[Records from a data collection]
★ ★ ★ ★

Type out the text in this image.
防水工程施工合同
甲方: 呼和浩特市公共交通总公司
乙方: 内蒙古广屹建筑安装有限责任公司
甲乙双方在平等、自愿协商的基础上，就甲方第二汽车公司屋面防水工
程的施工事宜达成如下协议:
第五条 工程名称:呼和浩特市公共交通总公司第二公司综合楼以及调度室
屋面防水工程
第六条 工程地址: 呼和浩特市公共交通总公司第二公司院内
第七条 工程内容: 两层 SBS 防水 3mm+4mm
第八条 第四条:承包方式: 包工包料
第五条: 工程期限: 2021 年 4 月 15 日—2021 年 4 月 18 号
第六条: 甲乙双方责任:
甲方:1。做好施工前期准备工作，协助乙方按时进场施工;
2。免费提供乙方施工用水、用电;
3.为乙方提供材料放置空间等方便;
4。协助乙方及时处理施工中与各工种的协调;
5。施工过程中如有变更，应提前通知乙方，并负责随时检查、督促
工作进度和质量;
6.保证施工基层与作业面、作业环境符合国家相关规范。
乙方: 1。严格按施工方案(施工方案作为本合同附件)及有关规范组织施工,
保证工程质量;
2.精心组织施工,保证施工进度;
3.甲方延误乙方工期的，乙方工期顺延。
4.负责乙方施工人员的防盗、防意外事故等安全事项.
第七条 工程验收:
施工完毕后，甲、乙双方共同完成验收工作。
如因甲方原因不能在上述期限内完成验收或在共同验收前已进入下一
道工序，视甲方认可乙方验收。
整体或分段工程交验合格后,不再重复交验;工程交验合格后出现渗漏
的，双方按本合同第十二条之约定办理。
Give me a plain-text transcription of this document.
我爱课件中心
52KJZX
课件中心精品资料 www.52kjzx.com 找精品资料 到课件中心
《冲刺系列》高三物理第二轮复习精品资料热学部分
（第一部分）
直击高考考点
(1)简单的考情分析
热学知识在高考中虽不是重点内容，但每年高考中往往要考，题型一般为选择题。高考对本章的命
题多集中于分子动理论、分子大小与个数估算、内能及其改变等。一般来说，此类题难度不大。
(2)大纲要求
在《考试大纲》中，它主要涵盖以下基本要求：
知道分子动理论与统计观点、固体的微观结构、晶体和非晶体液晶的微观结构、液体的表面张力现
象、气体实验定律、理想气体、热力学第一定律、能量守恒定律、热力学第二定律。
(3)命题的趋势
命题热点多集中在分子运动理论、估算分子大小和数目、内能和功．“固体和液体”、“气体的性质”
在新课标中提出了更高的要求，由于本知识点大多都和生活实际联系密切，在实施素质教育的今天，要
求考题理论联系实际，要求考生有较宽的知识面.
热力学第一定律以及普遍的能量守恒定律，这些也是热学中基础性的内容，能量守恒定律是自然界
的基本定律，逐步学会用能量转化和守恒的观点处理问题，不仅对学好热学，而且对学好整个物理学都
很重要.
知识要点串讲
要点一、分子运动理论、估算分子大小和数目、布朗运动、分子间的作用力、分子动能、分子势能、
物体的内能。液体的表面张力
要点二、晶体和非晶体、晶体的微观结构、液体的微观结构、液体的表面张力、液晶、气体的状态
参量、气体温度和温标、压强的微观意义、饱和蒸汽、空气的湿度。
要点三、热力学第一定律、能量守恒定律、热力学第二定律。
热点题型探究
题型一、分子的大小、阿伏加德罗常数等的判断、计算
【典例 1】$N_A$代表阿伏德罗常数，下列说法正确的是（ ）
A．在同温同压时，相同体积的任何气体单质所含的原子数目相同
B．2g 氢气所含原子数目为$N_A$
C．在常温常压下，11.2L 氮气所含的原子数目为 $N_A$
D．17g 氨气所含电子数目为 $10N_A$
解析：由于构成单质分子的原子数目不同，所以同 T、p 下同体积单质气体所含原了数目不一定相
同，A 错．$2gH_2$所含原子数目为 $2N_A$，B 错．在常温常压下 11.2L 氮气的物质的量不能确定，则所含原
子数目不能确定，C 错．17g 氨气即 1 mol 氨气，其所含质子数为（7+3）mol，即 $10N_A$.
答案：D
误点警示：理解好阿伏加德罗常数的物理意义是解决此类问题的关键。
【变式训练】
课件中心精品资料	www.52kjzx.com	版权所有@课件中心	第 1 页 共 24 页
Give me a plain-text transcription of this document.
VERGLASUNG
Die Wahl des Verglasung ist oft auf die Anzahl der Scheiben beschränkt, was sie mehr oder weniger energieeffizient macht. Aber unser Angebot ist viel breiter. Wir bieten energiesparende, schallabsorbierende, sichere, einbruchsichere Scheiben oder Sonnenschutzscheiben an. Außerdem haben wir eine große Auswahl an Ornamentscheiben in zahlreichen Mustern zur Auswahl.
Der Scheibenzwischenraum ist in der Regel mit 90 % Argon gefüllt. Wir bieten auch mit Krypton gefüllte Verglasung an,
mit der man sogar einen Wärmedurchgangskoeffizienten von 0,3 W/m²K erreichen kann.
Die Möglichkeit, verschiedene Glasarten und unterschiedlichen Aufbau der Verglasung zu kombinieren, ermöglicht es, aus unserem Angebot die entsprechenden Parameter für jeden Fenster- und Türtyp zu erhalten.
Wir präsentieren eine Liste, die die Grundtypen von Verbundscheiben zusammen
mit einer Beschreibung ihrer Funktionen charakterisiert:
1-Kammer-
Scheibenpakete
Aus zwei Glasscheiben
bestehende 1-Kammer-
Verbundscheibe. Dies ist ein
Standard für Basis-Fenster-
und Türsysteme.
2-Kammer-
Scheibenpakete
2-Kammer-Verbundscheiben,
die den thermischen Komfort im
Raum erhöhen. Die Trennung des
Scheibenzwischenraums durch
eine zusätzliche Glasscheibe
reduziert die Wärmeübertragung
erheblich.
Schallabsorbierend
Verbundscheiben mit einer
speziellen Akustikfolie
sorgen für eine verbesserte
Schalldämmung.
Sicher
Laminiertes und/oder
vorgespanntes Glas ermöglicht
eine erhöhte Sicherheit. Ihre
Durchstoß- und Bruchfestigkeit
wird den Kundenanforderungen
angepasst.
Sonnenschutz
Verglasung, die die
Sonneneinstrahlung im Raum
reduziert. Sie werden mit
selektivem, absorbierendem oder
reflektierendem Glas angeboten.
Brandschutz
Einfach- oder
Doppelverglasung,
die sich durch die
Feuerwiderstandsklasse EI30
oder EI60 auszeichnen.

★ ★ ★ ★

Exercise instructions
Each record above should be repeated exactly as it appears.

Output below
Type out the text in this image.
防水工程施工合同
甲方: 呼和浩特市公共交通总公司
乙方: 内蒙古广屹建筑安装有限责任公司
甲乙双方在平等、自愿协商的基础上，就甲方第二汽车公司屋面防水工
程的施工事宜达成如下协议:
第五条 工程名称:呼和浩特市公共交通总公司第二公司综合楼以及调度室
屋面防水工程
第六条 工程地址: 呼和浩特市公共交通总公司第二公司院内
第七条 工程内容: 两层 SBS 防水 3mm+4mm
第八条 第四条:承包方式: 包工包料
第五条: 工程期限: 2021 年 4 月 15 日—2021 年 4 月 18 号
第六条: 甲乙双方责任:
甲方:1。做好施工前期准备工作，协助乙方按时进场施工;
2。免费提供乙方施工用水、用电;
3.为乙方提供材料放置空间等方便;
4。协助乙方及时处理施工中与各工种的协调;
5。施工过程中如有变更，应提前通知乙方，并负责随时检查、督促
工作进度和质量;
6.保证施工基层与作业面、作业环境符合国家相关规范。
乙方: 1。严格按施工方案(施工方案作为本合同附件)及有关规范组织施工,
保证工程质量;
2.精心组织施工,保证施工进度;
3.甲方延误乙方工期的，乙方工期顺延。
4.负责乙方施工人员的防盗、防意外事故等安全事项.
第七条 工程验收:
施工完毕后，甲、乙双方共同完成验收工作。
如因甲方原因不能在上述期限内完成验收或在共同验收前已进入下一
道工序，视甲方认可乙方验收。
整体或分段工程交验合格后,不再重复交验;工程交验合格后出现渗漏
的，双方按本合同第十二条之约定办理。
Give me a plain-text transcription of this document.
我爱课件中心
52KJZX
课件中心精品资料 www.52kjzx.com 找精品资料 到课件中心
《冲刺系列》高三物理第二轮复习精品资料热学部分
（第一部分）
直击高考考点
(1)简单的考情分析
热学知识在高考中虽不是重点内容，但每年高考中往往要考，题型一般为选择题。高考对本章的命
题多集中于分子动理论、分子大小与个数估算、内能及其改变等。一般来说，此类题难度不大。
(2)大纲要求
在《考试大纲》中，它主要涵盖以下基本要求：
知道分子动理论与统计观点、固体的微观结构、晶体和非晶体液晶的微观结构、液体的表面张力现
象、气体实验定律、理想气体、热力学第一定律、能量守恒定律、热力学第二定律。
(3)命题的趋势
命题热点多集中在分子运动理论、估算分子大小和数目、内能和功．“固体和液体”、“气体的性质”
在新课标中提出了更高的要求，由于本知识点大多都和生活实际联系密切，在实施素质教育的今天，要
求考题理论联系实际，要求考生有较宽的知识面.
热力学第一定律以及普遍的能量守恒定律，这些也是热学中基础性的内容，能量守恒定律是自然界
的基本定律，逐步学会用能量转化和守恒的观点处理问题，不仅对学好热学，而且对学好整个物理学都
很重要.
知识要点串讲
要点一、分子运动理论、估算分子大小和数目、布朗运动、分子间的作用力、分子动能、分子势能、
物体的内能。液体的表面张力
要点二、晶体和非晶体、晶体的微观结构、液体的微观结构、液体的表面张力、液晶、气体的状态
参量、气体温度和温标、压强的微观意义、饱和蒸汽、空气的湿度。
要点三、热力学第一定律、能量守恒定律、热力学第二定律。
热点题型探究
题型一、分子的大小、阿伏加德罗常数等的判断、计算
【典例 1】$N_A$代表阿伏德罗常数，下列说法正确的是（ ）
A．在同温同压时，相同体积的任何气体单质所含的原子数目相同
B．2g 氢气所含原子数目为$N_A$
C．在常温常压下，11.2L 氮气所含的原子数目为 $N_A$
D．17g 氨气所含电子数目为 $10N_A$
解析：由于构成单质分子的原子数目不同，所以同 T、p 下同体积单质气体所含原了数目不一定相
同，A 错．$2gH_2$所含原子数目为 $2N_A$，B 错．在常温常压下 11.2L 氮气的物质的量不能确定，则所含原
子数目不能确定，C 错．17g 氨气即 1 mol 氨气，其所含质子数为（7+3）mol，即 $10N_A$.
答案：D
误点警示：理解好阿伏加德罗常数的物理意义是解决此类问题的关键。
【变式训练】
课件中心精品资料	www.52kjzx.com	版权所有@课件中心	第 1 页 共 24 页
Give me a plain-text transcription of this document.
VERGLASUNG
Die Wahl des Verglasung ist oft auf die Anzahl der Scheiben beschränkt, was sie mehr oder weniger energieeffizient macht. Aber unser Angebot ist viel breiter. Wir bieten energiesparende, schallabsorbierende, sichere, einbruchsichere Scheiben oder Sonnenschutzscheiben an. Außerdem haben wir eine große Auswahl an Ornamentscheiben in zahlreichen Mustern zur Auswahl.
Der Scheibenzwischenraum ist in der Regel mit 90 % Argon gefüllt. Wir bieten auch mit Krypton gefüllte Verglasung an,
mit der man sogar einen Wärmedurchgangskoeffizienten von 0,3 W/m²K erreichen kann.
Die Möglichkeit, verschiedene Glasarten und unterschiedlichen Aufbau der Verglasung zu kombinieren, ermöglicht es, aus unserem Angebot die entsprechenden Parameter für jeden Fenster- und Türtyp zu erhalten.
Wir präsentieren eine Liste, die die Grundtypen von Verbundscheiben zusammen
mit einer Beschreibung ihrer Funktionen charakterisiert:
1-Kammer-
Scheibenpakete
Aus zwei Glasscheiben
bestehende 1-Kammer-
Verbundscheibe. Dies ist ein
Standard für Basis-Fenster-
und Türsysteme.
2-Kammer-
Scheibenpakete
2-Kammer-Verbundscheiben,
die den thermischen Komfort im
Raum erhöhen. Die Trennung des
Scheibenzwischenraums durch
eine zusätzliche Glasscheibe
reduziert die Wärmeübertragung
erheblich.
Schallabsorbierend
Verbundscheiben mit einer
speziellen Akustikfolie
sorgen für eine verbesserte
Schalldämmung.
Sicher
Laminiertes und/oder
vorgespanntes Glas ermöglicht
eine erhöhte Sicherheit. Ihre
Durchstoß- und Bruchfestigkeit
wird den Kundenanforderungen
angepasst.
Sonnenschutz
Verglasung, die die
Sonneneinstrahlung im Raum
reduziert. Sie werden mit
selektivem, absorbierendem oder
reflektierendem Glas angeboten.
Brandschutz
Einfach- oder
Doppelverglasung,
die sich durch die
Feuerwiderstandsklasse EI30
oder EI60 auszeichnen.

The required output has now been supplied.